### MATERIAL
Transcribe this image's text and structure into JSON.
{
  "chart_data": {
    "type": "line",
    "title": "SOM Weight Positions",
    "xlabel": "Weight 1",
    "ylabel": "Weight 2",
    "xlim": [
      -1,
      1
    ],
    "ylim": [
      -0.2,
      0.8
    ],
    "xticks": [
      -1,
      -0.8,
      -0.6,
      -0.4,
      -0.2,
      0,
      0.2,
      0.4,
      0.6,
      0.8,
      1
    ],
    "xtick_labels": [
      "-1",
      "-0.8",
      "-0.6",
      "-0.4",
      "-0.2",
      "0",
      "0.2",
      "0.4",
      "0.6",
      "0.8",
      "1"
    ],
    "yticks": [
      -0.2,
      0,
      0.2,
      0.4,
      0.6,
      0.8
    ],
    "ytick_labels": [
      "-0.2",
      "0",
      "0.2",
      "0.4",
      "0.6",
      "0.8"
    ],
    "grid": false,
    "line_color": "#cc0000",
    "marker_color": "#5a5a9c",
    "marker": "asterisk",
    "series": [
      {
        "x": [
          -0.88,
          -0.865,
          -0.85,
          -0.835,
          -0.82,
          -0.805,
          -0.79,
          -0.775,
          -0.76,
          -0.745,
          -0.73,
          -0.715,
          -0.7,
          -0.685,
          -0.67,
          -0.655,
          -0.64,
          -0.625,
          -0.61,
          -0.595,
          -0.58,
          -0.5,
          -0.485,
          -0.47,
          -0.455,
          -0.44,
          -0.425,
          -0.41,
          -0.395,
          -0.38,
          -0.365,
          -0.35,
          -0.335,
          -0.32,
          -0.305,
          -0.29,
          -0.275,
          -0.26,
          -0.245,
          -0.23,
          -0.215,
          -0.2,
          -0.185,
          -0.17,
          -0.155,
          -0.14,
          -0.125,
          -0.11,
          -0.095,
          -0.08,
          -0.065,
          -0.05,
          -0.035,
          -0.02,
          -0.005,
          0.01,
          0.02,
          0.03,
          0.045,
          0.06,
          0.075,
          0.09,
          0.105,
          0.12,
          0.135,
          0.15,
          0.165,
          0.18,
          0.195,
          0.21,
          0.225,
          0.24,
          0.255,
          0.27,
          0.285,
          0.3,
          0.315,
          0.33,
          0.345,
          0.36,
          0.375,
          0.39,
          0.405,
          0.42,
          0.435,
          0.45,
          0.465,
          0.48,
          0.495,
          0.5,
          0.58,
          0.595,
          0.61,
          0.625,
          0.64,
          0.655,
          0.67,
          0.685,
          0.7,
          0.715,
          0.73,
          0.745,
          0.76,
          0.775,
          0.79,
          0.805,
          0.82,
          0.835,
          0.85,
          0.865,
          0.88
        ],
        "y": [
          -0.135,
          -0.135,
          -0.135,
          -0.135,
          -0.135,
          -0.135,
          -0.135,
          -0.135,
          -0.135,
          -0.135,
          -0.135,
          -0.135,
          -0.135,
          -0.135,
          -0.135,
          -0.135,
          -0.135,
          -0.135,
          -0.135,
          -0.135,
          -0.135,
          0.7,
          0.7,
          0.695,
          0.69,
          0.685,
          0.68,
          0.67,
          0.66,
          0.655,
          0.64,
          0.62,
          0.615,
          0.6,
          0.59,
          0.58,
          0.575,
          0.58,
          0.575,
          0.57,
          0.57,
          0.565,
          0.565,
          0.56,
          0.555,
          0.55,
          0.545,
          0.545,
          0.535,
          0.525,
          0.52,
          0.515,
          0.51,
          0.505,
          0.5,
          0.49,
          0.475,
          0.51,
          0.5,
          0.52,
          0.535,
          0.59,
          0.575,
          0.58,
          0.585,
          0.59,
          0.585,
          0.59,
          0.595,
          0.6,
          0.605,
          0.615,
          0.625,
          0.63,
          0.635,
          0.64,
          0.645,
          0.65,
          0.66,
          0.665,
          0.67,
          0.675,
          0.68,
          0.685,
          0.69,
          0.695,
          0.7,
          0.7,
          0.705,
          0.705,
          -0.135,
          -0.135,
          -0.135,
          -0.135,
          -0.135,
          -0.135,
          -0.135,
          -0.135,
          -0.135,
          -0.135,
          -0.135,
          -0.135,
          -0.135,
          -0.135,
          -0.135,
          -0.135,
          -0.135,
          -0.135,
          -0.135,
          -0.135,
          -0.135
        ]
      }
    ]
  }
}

### WRITTEN INSTRUCTION
Extract the data in full. Keep it word for word.

### RESPONSE TO THE EXERCISE
Transcribe this image's text and structure into JSON.
{
  "chart_data": {
    "type": "line",
    "title": "SOM Weight Positions",
    "xlabel": "Weight 1",
    "ylabel": "Weight 2",
    "xlim": [
      -1,
      1
    ],
    "ylim": [
      -0.2,
      0.8
    ],
    "xticks": [
      -1,
      -0.8,
      -0.6,
      -0.4,
      -0.2,
      0,
      0.2,
      0.4,
      0.6,
      0.8,
      1
    ],
    "xtick_labels": [
      "-1",
      "-0.8",
      "-0.6",
      "-0.4",
      "-0.2",
      "0",
      "0.2",
      "0.4",
      "0.6",
      "0.8",
      "1"
    ],
    "yticks": [
      -0.2,
      0,
      0.2,
      0.4,
      0.6,
      0.8
    ],
    "ytick_labels": [
      "-0.2",
      "0",
      "0.2",
      "0.4",
      "0.6",
      "0.8"
    ],
    "grid": false,
    "line_color": "#cc0000",
    "marker_color": "#5a5a9c",
    "marker": "asterisk",
    "series": [
      {
        "x": [
          -0.88,
          -0.865,
          -0.85,
          -0.835,
          -0.82,
          -0.805,
          -0.79,
          -0.775,
          -0.76,
          -0.745,
          -0.73,
          -0.715,
          -0.7,
          -0.685,
          -0.67,
          -0.655,
          -0.64,
          -0.625,
          -0.61,
          -0.595,
          -0.58,
          -0.5,
          -0.485,
          -0.47,
          -0.455,
          -0.44,
          -0.425,
          -0.41,
          -0.395,
          -0.38,
          -0.365,
          -0.35,
          -0.335,
          -0.32,
          -0.305,
          -0.29,
          -0.275,
          -0.26,
          -0.245,
          -0.23,
          -0.215,
          -0.2,
          -0.185,
          -0.17,
          -0.155,
          -0.14,
          -0.125,
          -0.11,
          -0.095,
          -0.08,
          -0.065,
          -0.05,
          -0.035,
          -0.02,
          -0.005,
          0.01,
          0.02,
          0.03,
          0.045,
          0.06,
          0.075,
          0.09,
          0.105,
          0.12,
          0.135,
          0.15,
          0.165,
          0.18,
          0.195,
          0.21,
          0.225,
          0.24,
          0.255,
          0.27,
          0.285,
          0.3,
          0.315,
          0.33,
          0.345,
          0.36,
          0.375,
          0.39,
          0.405,
          0.42,
          0.435,
          0.45,
          0.465,
          0.48,
          0.495,
          0.5,
          0.58,
          0.595,
          0.61,
          0.625,
          0.64,
          0.655,
          0.67,
          0.685,
          0.7,
          0.715,
          0.73,
          0.745,
          0.76,
          0.775,
          0.79,
          0.805,
          0.82,
          0.835,
          0.85,
          0.865,
          0.88
        ],
        "y": [
          -0.135,
          -0.135,
          -0.135,
          -0.135,
          -0.135,
          -0.135,
          -0.135,
          -0.135,
          -0.135,
          -0.135,
          -0.135,
          -0.135,
          -0.135,
          -0.135,
          -0.135,
          -0.135,
          -0.135,
          -0.135,
          -0.135,
          -0.135,
          -0.135,
          0.7,
          0.7,
          0.695,
          0.69,
          0.685,
          0.68,
          0.67,
          0.66,
          0.655,
          0.64,
          0.62,
          0.615,
          0.6,
          0.59,
          0.58,
          0.575,
          0.58,
          0.575,
          0.57,
          0.57,
          0.565,
          0.565,
          0.56,
          0.555,
          0.55,
          0.545,
          0.545,
          0.535,
          0.525,
          0.52,
          0.515,
          0.51,
          0.505,
          0.5,
          0.49,
          0.475,
          0.51,
          0.5,
          0.52,
          0.535,
          0.59,
          0.575,
          0.58,
          0.585,
          0.59,
          0.585,
          0.59,
          0.595,
          0.6,
          0.605,
          0.615,
          0.625,
          0.63,
          0.635,
          0.64,
          0.645,
          0.65,
          0.66,
          0.665,
          0.67,
          0.675,
          0.68,
          0.685,
          0.69,
          0.695,
          0.7,
          0.7,
          0.705,
          0.705,
          -0.135,
          -0.135,
          -0.135,
          -0.135,
          -0.135,
          -0.135,
          -0.135,
          -0.135,
          -0.135,
          -0.135,
          -0.135,
          -0.135,
          -0.135,
          -0.135,
          -0.135,
          -0.135,
          -0.135,
          -0.135,
          -0.135,
          -0.135,
          -0.135
        ]
      }
    ]
  }
}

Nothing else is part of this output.